= To do =
Copy out every line in which the string "Horario" occurs.

= Record set =

********************

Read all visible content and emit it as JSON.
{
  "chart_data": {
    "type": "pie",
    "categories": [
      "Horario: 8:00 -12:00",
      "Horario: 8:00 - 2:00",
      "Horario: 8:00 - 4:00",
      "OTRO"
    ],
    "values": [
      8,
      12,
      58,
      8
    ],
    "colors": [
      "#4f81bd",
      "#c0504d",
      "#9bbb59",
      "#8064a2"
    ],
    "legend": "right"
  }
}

********************

= In response =
      "Horario: 8:00 -12:00",
      "Horario: 8:00 - 2:00",
      "Horario: 8:00 - 4:00",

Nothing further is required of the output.